(Bounding box data)
§

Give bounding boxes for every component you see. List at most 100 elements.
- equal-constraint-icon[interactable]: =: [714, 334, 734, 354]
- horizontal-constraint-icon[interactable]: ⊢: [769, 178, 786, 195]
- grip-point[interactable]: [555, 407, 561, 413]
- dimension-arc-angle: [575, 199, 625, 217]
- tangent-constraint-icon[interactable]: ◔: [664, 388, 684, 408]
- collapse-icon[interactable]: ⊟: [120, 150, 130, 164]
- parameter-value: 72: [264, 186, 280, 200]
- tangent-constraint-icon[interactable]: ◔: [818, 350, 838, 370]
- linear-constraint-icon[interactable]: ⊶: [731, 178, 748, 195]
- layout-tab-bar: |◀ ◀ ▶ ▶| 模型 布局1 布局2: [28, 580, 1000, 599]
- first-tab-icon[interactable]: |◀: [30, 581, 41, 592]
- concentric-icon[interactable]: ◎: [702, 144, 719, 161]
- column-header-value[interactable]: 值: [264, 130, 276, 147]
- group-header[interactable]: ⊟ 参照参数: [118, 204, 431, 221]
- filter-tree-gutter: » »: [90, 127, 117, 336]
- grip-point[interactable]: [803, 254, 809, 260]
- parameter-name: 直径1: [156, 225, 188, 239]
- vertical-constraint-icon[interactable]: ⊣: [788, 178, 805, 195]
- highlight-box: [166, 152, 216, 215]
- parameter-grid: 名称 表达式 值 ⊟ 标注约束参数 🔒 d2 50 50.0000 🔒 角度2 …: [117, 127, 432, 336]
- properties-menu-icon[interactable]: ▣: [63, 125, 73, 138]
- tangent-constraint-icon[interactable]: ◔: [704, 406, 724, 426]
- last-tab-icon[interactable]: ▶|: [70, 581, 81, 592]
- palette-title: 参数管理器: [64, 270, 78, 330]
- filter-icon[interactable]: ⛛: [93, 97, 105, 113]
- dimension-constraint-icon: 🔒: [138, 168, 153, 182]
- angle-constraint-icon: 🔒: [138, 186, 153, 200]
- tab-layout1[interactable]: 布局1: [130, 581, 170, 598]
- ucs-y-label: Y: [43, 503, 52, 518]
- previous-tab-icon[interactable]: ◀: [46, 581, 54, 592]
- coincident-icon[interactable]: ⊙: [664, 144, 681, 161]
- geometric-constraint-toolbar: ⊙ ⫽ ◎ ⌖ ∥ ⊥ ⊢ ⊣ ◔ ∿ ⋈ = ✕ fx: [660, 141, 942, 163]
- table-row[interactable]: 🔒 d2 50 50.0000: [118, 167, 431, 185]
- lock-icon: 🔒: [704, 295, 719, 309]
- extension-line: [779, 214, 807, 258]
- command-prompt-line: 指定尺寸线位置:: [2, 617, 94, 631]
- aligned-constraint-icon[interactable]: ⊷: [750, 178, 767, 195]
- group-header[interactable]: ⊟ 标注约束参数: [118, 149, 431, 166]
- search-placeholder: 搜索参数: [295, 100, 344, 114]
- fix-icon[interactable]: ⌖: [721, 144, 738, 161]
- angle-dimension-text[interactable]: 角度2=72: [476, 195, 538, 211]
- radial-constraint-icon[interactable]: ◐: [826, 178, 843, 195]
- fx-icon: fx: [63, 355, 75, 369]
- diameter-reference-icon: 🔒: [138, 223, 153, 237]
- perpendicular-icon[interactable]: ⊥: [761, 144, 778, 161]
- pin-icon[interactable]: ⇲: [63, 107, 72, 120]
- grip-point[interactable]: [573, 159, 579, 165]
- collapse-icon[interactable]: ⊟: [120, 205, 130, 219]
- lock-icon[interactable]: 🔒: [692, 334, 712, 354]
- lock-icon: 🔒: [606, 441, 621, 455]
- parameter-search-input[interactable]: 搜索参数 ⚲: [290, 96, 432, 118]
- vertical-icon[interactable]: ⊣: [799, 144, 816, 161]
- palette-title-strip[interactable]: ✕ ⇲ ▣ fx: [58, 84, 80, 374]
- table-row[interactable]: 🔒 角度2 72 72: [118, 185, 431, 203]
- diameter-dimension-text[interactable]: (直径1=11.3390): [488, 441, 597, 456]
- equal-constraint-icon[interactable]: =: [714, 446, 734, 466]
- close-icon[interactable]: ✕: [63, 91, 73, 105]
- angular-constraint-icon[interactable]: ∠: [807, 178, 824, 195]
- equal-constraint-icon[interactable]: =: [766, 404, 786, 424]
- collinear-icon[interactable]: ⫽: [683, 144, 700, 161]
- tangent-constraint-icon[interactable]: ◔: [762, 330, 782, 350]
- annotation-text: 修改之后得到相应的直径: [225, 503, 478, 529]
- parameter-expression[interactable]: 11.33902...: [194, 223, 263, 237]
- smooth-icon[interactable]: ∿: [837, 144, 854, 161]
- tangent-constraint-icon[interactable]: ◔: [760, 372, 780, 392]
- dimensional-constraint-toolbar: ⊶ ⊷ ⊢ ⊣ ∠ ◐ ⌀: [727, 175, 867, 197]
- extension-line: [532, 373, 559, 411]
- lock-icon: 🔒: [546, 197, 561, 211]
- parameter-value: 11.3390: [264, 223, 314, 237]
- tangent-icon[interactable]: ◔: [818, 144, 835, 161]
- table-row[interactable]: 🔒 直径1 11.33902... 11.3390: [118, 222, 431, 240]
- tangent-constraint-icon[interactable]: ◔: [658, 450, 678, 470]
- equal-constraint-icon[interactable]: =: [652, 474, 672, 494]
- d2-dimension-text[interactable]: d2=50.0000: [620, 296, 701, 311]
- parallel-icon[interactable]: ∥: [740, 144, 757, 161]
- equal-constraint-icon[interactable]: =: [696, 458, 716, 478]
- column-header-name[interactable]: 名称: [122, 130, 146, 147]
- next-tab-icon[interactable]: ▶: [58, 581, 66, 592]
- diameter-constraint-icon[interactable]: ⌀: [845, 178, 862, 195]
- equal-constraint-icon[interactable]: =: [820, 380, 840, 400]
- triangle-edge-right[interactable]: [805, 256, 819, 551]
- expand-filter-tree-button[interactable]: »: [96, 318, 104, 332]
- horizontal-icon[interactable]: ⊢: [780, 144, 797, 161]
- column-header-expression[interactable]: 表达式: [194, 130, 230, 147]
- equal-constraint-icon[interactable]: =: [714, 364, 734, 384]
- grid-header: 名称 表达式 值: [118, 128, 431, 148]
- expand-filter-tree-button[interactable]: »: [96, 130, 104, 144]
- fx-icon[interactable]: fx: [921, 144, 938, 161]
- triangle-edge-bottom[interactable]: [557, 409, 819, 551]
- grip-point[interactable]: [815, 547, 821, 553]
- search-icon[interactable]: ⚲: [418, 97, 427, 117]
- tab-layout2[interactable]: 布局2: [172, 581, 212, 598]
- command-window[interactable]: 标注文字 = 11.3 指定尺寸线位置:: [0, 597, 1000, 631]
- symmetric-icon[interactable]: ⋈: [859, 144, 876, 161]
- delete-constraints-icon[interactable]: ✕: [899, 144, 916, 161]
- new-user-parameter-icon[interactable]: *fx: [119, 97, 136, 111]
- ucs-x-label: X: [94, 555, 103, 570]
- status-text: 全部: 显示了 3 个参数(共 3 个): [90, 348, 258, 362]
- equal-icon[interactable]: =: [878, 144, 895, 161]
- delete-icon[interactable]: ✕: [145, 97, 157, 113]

§

Write out the data above verbatim, starting with its first line and continuing through the line that contains "- parameter-value: 72: [264, 186, 280, 200]", including both of those lines.

Give bounding boxes for every component you see. List at most 100 elements.
- equal-constraint-icon[interactable]: =: [714, 334, 734, 354]
- horizontal-constraint-icon[interactable]: ⊢: [769, 178, 786, 195]
- grip-point[interactable]: [555, 407, 561, 413]
- dimension-arc-angle: [575, 199, 625, 217]
- tangent-constraint-icon[interactable]: ◔: [664, 388, 684, 408]
- collapse-icon[interactable]: ⊟: [120, 150, 130, 164]
- parameter-value: 72: [264, 186, 280, 200]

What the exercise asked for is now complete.